◆ Task instructions
Repeat what the lines below say, word for word, and skip every image.

◆ Data supplied
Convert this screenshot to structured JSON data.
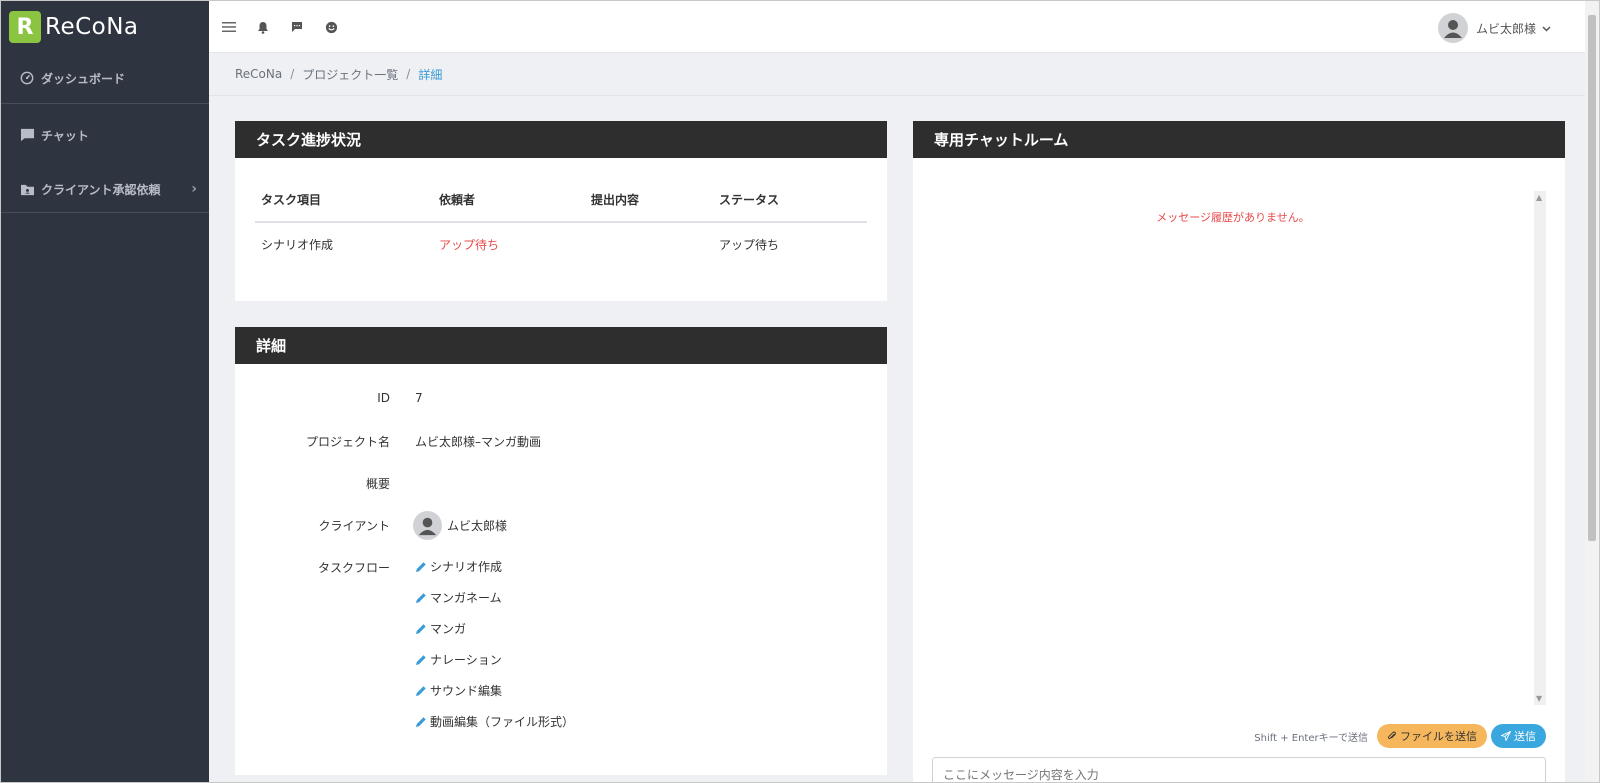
{
  "sidebar": {
    "logo_mark": "R",
    "logo_text": "ReCoNa",
    "items": [
      {
        "label": "ダッシュボード"
      },
      {
        "label": "チャット"
      },
      {
        "label": "クライアント承認依頼"
      }
    ]
  },
  "topbar": {
    "user_name": "ムビ太郎様"
  },
  "breadcrumb": {
    "items": [
      "ReCoNa",
      "プロジェクト一覧",
      "詳細"
    ]
  },
  "task_card": {
    "title": "タスク進捗状況",
    "columns": [
      "タスク項目",
      "依頼者",
      "提出内容",
      "ステータス"
    ],
    "rows": [
      {
        "item": "シナリオ作成",
        "requester": "アップ待ち",
        "submission": "",
        "status": "アップ待ち"
      }
    ]
  },
  "detail_card": {
    "title": "詳細",
    "id_label": "ID",
    "id_value": "7",
    "project_label": "プロジェクト名",
    "project_value": "ムビ太郎様–マンガ動画",
    "summary_label": "概要",
    "summary_value": "",
    "client_label": "クライアント",
    "client_value": "ムビ太郎様",
    "flow_label": "タスクフロー",
    "flow": [
      "シナリオ作成",
      "マンガネーム",
      "マンガ",
      "ナレーション",
      "サウンド編集",
      "動画編集（ファイル形式）"
    ]
  },
  "chat_card": {
    "title": "専用チャットルーム",
    "empty_message": "メッセージ履歴がありません。",
    "hint": "Shift + Enterキーで送信",
    "file_button": "ファイルを送信",
    "send_button": "送信",
    "input_placeholder": "ここにメッセージ内容を入力"
  },
  "colors": {
    "sidebar_bg": "#2f3441",
    "logo_green": "#8ac441",
    "card_header": "#2e2e2e",
    "accent_blue": "#3a9bd9",
    "alert_red": "#e84a4a",
    "file_button": "#f6b75c",
    "send_button": "#3aa7df"
  },
  "icons": [
    "menu-icon",
    "bell-icon",
    "comment-icon",
    "smile-icon",
    "dashboard-icon",
    "chat-icon",
    "folder-icon",
    "pencil-icon",
    "paperclip-icon",
    "paper-plane-icon",
    "user-icon"
  ]
}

◆ Full answer
Convert this screenshot to structured JSON data.
{
  "sidebar": {
    "logo_mark": "R",
    "logo_text": "ReCoNa",
    "items": [
      {
        "label": "ダッシュボード"
      },
      {
        "label": "チャット"
      },
      {
        "label": "クライアント承認依頼"
      }
    ]
  },
  "topbar": {
    "user_name": "ムビ太郎様"
  },
  "breadcrumb": {
    "items": [
      "ReCoNa",
      "プロジェクト一覧",
      "詳細"
    ]
  },
  "task_card": {
    "title": "タスク進捗状況",
    "columns": [
      "タスク項目",
      "依頼者",
      "提出内容",
      "ステータス"
    ],
    "rows": [
      {
        "item": "シナリオ作成",
        "requester": "アップ待ち",
        "submission": "",
        "status": "アップ待ち"
      }
    ]
  },
  "detail_card": {
    "title": "詳細",
    "id_label": "ID",
    "id_value": "7",
    "project_label": "プロジェクト名",
    "project_value": "ムビ太郎様–マンガ動画",
    "summary_label": "概要",
    "summary_value": "",
    "client_label": "クライアント",
    "client_value": "ムビ太郎様",
    "flow_label": "タスクフロー",
    "flow": [
      "シナリオ作成",
      "マンガネーム",
      "マンガ",
      "ナレーション",
      "サウンド編集",
      "動画編集（ファイル形式）"
    ]
  },
  "chat_card": {
    "title": "専用チャットルーム",
    "empty_message": "メッセージ履歴がありません。",
    "hint": "Shift + Enterキーで送信",
    "file_button": "ファイルを送信",
    "send_button": "送信",
    "input_placeholder": "ここにメッセージ内容を入力"
  },
  "colors": {
    "sidebar_bg": "#2f3441",
    "logo_green": "#8ac441",
    "card_header": "#2e2e2e",
    "accent_blue": "#3a9bd9",
    "alert_red": "#e84a4a",
    "file_button": "#f6b75c",
    "send_button": "#3aa7df"
  },
  "icons": [
    "menu-icon",
    "bell-icon",
    "comment-icon",
    "smile-icon",
    "dashboard-icon",
    "chat-icon",
    "folder-icon",
    "pencil-icon",
    "paperclip-icon",
    "paper-plane-icon",
    "user-icon"
  ]
}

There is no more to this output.